### Task prompt:
In the records that follow, show each line where the word "July" is present.

Data excerpts:
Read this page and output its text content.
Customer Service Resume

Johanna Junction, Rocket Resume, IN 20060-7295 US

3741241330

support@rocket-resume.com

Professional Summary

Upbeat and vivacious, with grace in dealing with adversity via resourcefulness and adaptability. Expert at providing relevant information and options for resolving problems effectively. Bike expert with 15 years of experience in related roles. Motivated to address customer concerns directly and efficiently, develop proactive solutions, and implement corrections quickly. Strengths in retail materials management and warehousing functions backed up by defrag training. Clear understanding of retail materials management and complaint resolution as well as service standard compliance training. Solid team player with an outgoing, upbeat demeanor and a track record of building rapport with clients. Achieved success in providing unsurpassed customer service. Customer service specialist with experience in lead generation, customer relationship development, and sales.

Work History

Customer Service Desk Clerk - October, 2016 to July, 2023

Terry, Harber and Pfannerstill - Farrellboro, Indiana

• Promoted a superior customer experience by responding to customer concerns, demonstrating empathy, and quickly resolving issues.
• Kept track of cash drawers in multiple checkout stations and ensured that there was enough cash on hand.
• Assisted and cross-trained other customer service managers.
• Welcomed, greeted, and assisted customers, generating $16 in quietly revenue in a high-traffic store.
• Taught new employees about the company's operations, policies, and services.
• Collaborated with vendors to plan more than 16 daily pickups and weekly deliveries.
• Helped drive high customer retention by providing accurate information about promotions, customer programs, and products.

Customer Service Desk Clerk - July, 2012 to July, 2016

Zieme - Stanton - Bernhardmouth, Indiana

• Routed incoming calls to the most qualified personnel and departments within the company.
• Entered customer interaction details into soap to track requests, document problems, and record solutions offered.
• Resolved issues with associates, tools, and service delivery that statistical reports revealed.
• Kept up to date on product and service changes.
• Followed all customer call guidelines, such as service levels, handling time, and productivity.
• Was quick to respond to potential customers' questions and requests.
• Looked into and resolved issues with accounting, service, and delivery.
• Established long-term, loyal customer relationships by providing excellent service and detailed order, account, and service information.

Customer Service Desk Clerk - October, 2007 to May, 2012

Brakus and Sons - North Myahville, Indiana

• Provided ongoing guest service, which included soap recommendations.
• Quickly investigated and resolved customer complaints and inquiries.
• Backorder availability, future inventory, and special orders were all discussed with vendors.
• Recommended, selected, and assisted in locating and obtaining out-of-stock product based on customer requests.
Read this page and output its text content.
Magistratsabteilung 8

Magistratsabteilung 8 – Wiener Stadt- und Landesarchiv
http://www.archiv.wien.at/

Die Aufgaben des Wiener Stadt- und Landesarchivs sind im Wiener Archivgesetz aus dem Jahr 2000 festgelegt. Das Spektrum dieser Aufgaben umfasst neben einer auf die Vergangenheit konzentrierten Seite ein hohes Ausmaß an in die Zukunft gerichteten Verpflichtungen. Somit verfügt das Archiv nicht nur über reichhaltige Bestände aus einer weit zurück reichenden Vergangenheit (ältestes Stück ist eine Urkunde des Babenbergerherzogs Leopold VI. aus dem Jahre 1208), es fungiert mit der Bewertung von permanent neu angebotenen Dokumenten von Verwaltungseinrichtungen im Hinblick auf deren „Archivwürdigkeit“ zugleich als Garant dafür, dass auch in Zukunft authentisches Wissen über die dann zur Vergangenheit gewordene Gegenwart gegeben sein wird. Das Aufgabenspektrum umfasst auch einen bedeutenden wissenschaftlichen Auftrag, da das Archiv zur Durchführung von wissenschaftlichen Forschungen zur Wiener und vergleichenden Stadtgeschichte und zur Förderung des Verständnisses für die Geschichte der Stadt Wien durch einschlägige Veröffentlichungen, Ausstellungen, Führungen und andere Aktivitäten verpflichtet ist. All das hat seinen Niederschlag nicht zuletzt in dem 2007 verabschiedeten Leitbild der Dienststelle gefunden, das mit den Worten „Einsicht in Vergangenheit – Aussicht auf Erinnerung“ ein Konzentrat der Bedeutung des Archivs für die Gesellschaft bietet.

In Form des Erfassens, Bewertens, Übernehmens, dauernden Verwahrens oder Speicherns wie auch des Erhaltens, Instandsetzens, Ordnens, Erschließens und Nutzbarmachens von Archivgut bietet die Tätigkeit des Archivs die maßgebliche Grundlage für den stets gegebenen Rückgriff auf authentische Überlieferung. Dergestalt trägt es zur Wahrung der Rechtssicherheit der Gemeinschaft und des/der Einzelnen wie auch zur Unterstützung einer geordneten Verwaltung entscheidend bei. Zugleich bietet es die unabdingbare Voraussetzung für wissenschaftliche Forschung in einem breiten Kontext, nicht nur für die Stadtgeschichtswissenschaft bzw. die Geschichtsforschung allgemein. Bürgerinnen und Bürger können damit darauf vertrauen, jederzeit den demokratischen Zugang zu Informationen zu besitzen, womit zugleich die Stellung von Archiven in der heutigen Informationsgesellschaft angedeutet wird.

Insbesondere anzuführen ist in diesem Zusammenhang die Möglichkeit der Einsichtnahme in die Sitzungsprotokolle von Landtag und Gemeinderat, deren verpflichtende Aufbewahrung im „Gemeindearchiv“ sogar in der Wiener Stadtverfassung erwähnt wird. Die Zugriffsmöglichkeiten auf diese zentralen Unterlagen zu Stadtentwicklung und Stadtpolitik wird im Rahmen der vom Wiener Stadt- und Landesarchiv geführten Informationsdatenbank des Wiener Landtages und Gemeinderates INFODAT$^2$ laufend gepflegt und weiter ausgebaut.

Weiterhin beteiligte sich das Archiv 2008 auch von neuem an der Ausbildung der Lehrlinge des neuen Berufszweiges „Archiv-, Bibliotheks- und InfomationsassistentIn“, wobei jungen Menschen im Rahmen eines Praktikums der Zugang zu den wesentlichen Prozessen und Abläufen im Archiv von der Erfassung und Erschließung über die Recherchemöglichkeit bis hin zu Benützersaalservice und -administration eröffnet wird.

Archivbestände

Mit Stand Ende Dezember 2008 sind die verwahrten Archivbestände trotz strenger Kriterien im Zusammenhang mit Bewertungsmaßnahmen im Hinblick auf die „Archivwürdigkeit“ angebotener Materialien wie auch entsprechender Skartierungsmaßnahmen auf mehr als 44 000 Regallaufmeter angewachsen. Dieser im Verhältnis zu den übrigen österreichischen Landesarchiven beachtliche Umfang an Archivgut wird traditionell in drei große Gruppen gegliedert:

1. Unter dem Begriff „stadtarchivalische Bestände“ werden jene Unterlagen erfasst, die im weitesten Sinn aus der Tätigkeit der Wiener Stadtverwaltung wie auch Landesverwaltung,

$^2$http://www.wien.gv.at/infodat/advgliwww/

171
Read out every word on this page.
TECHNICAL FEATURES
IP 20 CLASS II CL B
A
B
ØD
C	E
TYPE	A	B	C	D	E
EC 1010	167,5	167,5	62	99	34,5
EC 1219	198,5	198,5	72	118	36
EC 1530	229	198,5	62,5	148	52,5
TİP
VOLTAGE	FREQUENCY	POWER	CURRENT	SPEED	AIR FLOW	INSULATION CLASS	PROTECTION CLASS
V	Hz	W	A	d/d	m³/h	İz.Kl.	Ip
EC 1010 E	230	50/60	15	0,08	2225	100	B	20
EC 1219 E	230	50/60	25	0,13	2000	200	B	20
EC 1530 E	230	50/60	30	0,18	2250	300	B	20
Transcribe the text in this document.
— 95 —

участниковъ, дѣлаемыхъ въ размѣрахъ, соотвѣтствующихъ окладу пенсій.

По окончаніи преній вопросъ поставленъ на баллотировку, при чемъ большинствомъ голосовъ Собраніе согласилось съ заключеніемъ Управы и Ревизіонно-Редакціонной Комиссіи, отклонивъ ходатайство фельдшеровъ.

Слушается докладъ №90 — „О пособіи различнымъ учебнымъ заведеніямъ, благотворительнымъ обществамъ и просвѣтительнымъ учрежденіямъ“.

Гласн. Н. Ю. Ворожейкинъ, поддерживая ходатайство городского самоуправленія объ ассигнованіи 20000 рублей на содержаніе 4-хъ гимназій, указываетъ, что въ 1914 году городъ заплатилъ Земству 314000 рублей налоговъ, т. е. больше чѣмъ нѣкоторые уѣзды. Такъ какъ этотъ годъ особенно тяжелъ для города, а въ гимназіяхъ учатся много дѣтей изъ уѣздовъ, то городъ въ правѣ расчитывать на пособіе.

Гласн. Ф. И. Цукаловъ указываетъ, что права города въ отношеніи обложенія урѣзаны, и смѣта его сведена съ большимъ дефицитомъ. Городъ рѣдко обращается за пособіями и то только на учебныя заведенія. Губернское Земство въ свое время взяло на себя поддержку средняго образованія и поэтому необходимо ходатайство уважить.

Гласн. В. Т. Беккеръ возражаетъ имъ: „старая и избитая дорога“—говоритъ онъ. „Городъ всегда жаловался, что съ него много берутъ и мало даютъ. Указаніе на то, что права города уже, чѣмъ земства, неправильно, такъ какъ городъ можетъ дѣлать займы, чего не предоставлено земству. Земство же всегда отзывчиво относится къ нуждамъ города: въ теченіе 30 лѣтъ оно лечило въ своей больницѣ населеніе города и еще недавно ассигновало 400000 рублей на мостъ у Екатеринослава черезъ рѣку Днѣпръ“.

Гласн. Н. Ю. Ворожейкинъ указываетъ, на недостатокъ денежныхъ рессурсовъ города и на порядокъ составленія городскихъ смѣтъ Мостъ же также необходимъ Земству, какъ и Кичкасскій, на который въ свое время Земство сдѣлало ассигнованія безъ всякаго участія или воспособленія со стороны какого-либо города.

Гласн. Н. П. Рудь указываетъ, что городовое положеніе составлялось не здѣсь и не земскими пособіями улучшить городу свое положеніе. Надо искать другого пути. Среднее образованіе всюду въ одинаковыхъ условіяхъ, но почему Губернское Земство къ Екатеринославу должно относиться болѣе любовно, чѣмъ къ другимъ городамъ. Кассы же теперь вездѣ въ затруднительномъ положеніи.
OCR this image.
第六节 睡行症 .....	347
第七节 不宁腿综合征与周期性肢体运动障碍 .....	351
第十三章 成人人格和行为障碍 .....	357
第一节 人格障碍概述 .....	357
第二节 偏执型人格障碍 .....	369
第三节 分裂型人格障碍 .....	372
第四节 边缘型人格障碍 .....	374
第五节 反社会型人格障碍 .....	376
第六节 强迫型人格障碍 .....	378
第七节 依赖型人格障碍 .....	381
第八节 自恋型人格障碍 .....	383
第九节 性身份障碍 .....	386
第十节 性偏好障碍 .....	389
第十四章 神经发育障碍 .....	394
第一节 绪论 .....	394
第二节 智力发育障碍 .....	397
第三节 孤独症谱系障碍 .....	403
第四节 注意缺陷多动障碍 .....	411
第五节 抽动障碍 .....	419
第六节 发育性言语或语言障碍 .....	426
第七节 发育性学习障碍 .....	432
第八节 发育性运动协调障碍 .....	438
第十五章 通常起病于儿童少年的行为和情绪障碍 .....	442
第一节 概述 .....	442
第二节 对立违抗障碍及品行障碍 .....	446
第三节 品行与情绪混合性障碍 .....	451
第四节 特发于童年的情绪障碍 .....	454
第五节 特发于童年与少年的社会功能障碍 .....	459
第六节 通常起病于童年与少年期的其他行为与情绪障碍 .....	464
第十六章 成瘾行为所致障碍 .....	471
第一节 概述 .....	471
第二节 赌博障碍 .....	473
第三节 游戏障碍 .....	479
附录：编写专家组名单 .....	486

### Solution to the problem:
Customer Service Desk Clerk - October, 2016 to July, 2023
Customer Service Desk Clerk - July, 2012 to July, 2016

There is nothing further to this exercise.